Stored items:
========================================================================
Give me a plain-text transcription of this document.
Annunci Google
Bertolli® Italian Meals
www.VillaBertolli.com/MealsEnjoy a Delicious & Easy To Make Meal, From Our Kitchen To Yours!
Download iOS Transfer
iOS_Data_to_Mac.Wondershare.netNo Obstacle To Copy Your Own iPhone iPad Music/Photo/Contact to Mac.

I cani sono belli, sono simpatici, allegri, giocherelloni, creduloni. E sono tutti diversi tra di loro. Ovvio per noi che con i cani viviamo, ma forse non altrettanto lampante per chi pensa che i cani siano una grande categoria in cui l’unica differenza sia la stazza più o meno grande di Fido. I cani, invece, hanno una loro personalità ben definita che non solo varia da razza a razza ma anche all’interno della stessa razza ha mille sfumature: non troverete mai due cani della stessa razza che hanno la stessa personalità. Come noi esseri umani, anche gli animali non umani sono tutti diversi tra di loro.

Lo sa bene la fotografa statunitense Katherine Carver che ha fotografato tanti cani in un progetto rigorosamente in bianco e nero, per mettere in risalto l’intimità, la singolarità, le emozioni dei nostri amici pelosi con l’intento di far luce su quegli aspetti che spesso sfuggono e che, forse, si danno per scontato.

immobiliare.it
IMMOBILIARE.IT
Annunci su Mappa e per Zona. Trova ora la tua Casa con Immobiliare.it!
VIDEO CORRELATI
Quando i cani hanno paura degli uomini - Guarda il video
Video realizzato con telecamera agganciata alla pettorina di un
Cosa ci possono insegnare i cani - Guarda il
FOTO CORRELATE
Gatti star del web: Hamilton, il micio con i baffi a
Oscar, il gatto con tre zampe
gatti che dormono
========================================================================
## WRITTEN INSTRUCTION
Print the listing above in its entirety, with every line exact.

## RESPONSE
Give me a plain-text transcription of this document.
Annunci Google
Bertolli® Italian Meals
www.VillaBertolli.com/MealsEnjoy a Delicious & Easy To Make Meal, From Our Kitchen To Yours!
Download iOS Transfer
iOS_Data_to_Mac.Wondershare.netNo Obstacle To Copy Your Own iPhone iPad Music/Photo/Contact to Mac.

I cani sono belli, sono simpatici, allegri, giocherelloni, creduloni. E sono tutti diversi tra di loro. Ovvio per noi che con i cani viviamo, ma forse non altrettanto lampante per chi pensa che i cani siano una grande categoria in cui l’unica differenza sia la stazza più o meno grande di Fido. I cani, invece, hanno una loro personalità ben definita che non solo varia da razza a razza ma anche all’interno della stessa razza ha mille sfumature: non troverete mai due cani della stessa razza che hanno la stessa personalità. Come noi esseri umani, anche gli animali non umani sono tutti diversi tra di loro.

Lo sa bene la fotografa statunitense Katherine Carver che ha fotografato tanti cani in un progetto rigorosamente in bianco e nero, per mettere in risalto l’intimità, la singolarità, le emozioni dei nostri amici pelosi con l’intento di far luce su quegli aspetti che spesso sfuggono e che, forse, si danno per scontato.

immobiliare.it
IMMOBILIARE.IT
Annunci su Mappa e per Zona. Trova ora la tua Casa con Immobiliare.it!
VIDEO CORRELATI
Quando i cani hanno paura degli uomini - Guarda il video
Video realizzato con telecamera agganciata alla pettorina di un
Cosa ci possono insegnare i cani - Guarda il
FOTO CORRELATE
Gatti star del web: Hamilton, il micio con i baffi a
Oscar, il gatto con tre zampe
gatti che dormono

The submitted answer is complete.